▸ Aim of the exercise
Reproduce the records below in full and word for word, excluding pictures.
◆ ◆ ◆ ◆ ◆
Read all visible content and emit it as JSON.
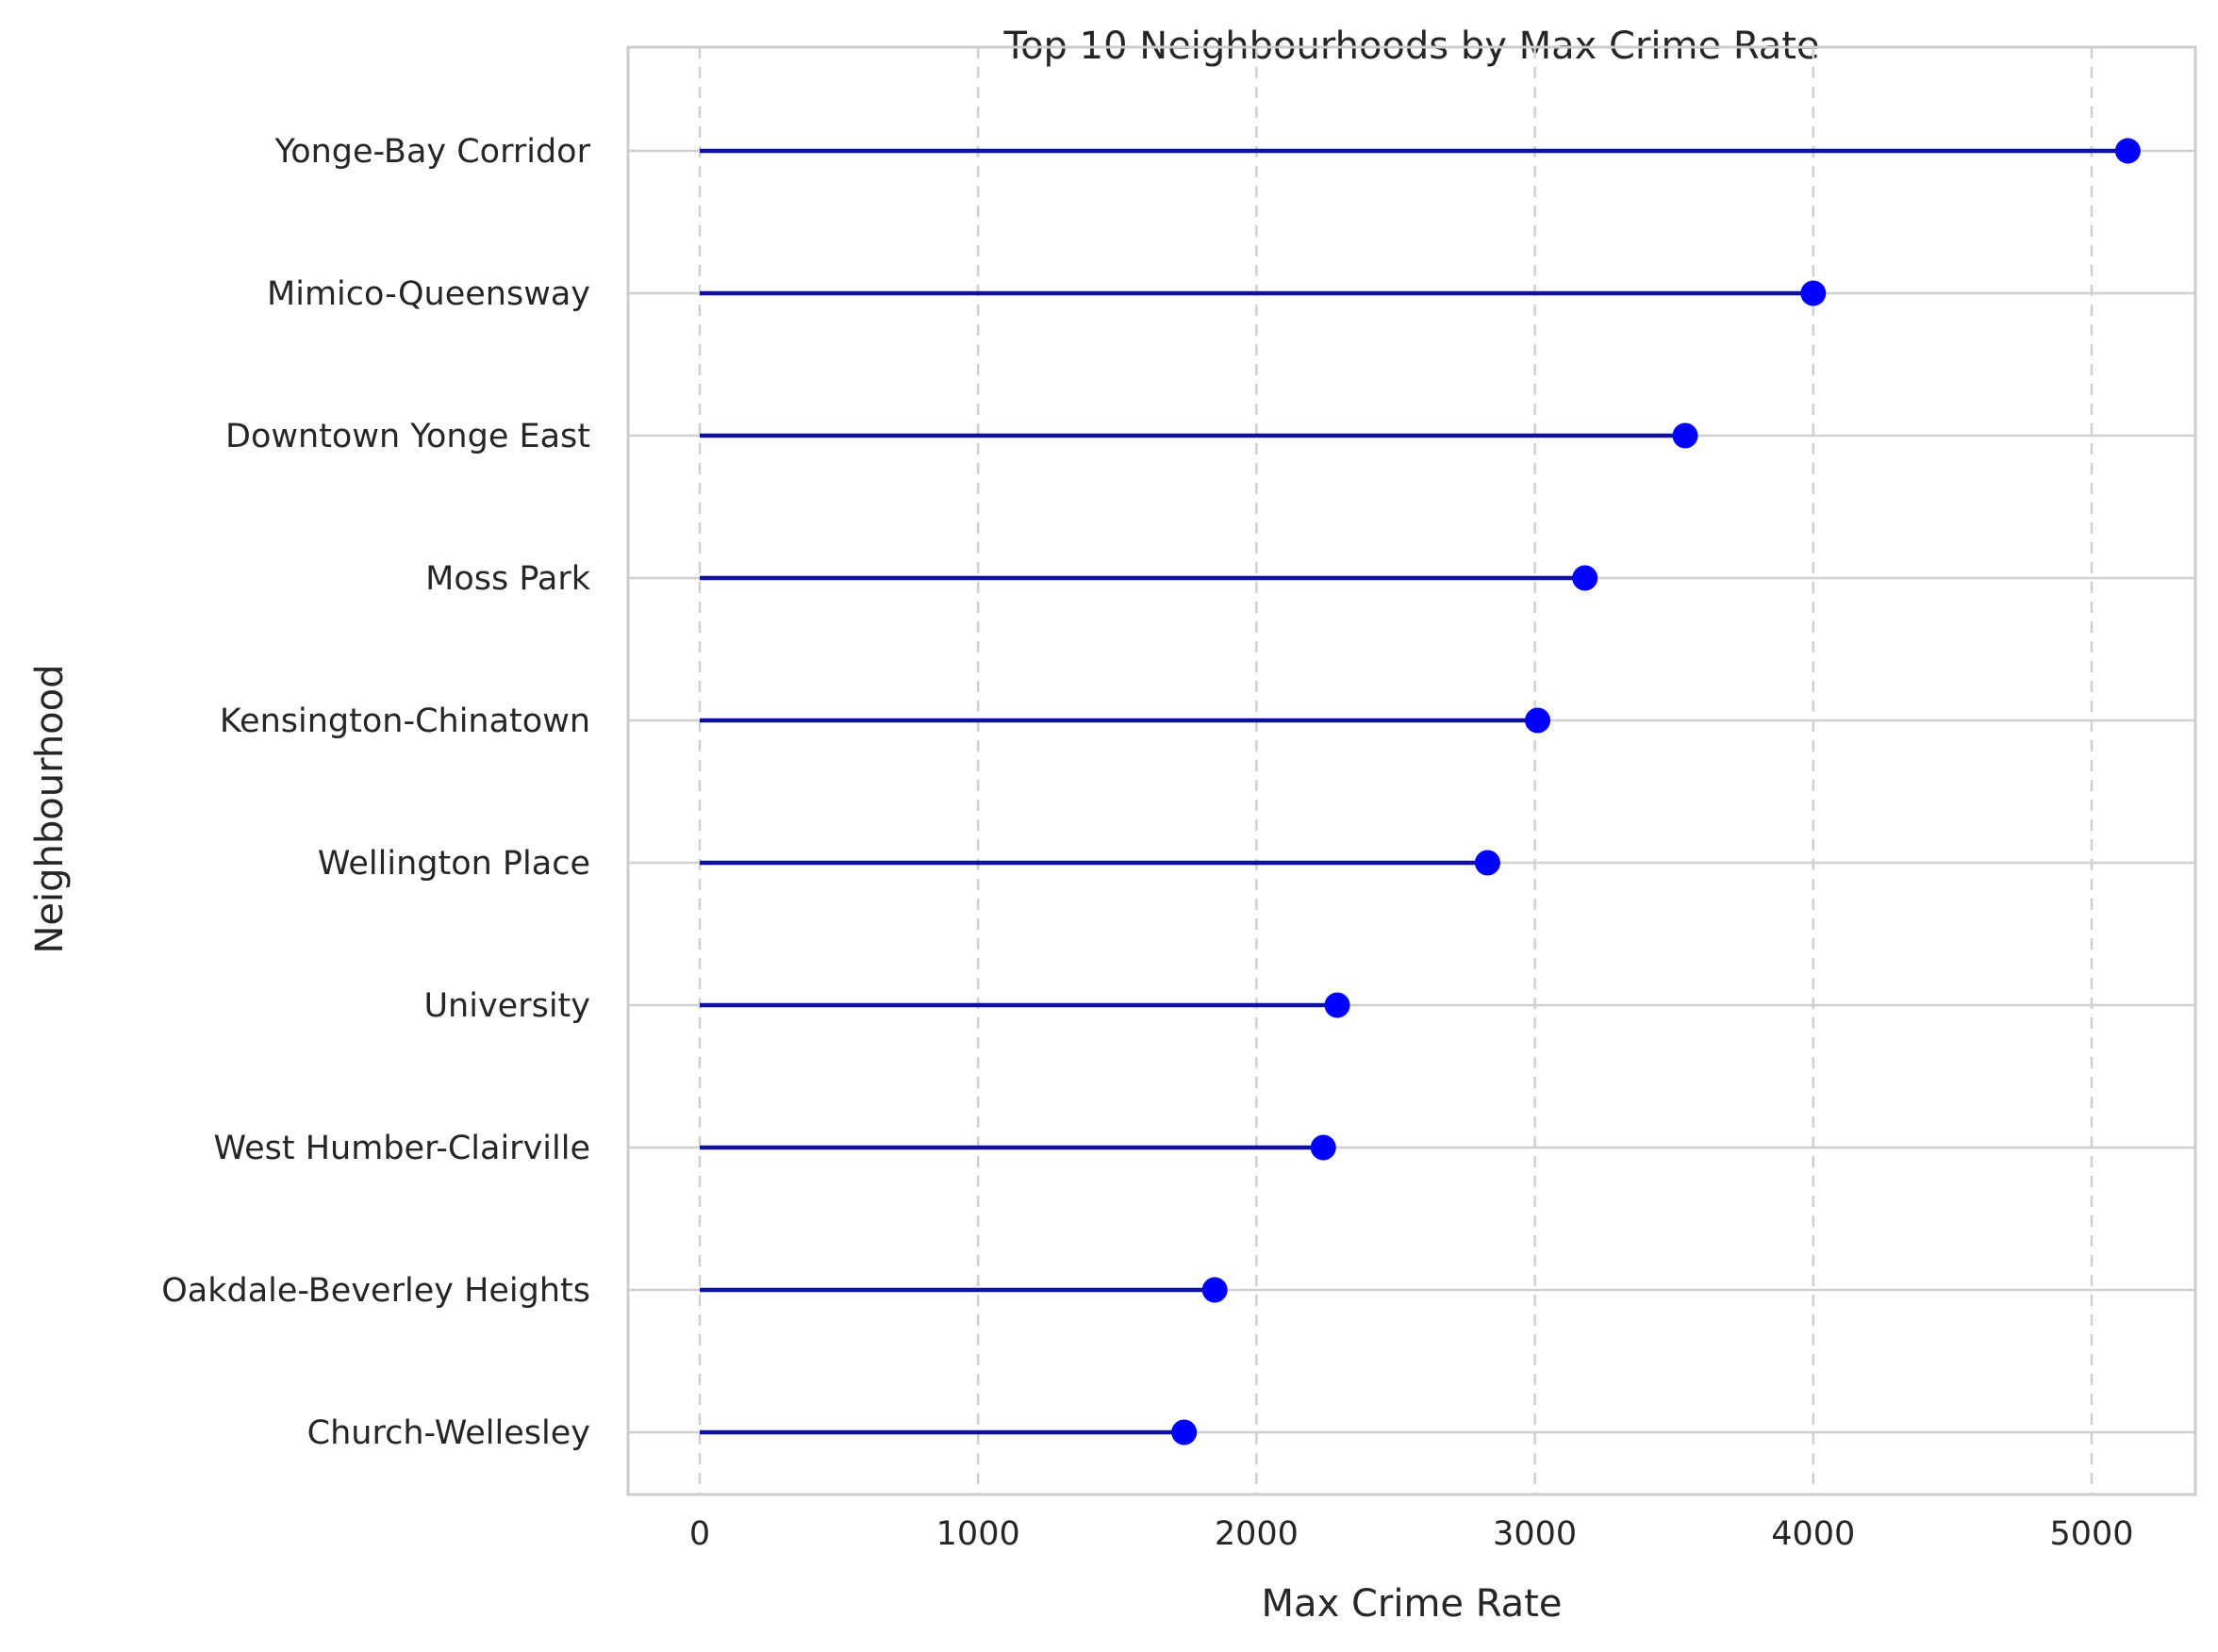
{
  "chart_data": {
    "type": "lollipop",
    "title": "Top 10 Neighbourhoods by Max Crime Rate",
    "xlabel": "Max Crime Rate",
    "ylabel": "Neighbourhood",
    "xlim": [
      -260,
      5400
    ],
    "xticks": [
      0,
      1000,
      2000,
      3000,
      4000,
      5000
    ],
    "grid": "x dashed, y solid",
    "colors": {
      "stem": "#1010a0",
      "marker": "#0000ff",
      "grid": "#d0d0d0",
      "spine": "#cccccc"
    },
    "categories": [
      "Yonge-Bay Corridor",
      "Mimico-Queensway",
      "Downtown Yonge East",
      "Moss Park",
      "Kensington-Chinatown",
      "Wellington Place",
      "University",
      "West Humber-Clairville",
      "Oakdale-Beverley Heights",
      "Church-Wellesley"
    ],
    "values": [
      5130,
      4000,
      3540,
      3180,
      3010,
      2830,
      2290,
      2240,
      1850,
      1740
    ]
  }
}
◆ ◆ ◆ ◆ ◆
▸ Completed task
Read all visible content and emit it as JSON.
{
  "chart_data": {
    "type": "lollipop",
    "title": "Top 10 Neighbourhoods by Max Crime Rate",
    "xlabel": "Max Crime Rate",
    "ylabel": "Neighbourhood",
    "xlim": [
      -260,
      5400
    ],
    "xticks": [
      0,
      1000,
      2000,
      3000,
      4000,
      5000
    ],
    "grid": "x dashed, y solid",
    "colors": {
      "stem": "#1010a0",
      "marker": "#0000ff",
      "grid": "#d0d0d0",
      "spine": "#cccccc"
    },
    "categories": [
      "Yonge-Bay Corridor",
      "Mimico-Queensway",
      "Downtown Yonge East",
      "Moss Park",
      "Kensington-Chinatown",
      "Wellington Place",
      "University",
      "West Humber-Clairville",
      "Oakdale-Beverley Heights",
      "Church-Wellesley"
    ],
    "values": [
      5130,
      4000,
      3540,
      3180,
      3010,
      2830,
      2290,
      2240,
      1850,
      1740
    ]
  }
}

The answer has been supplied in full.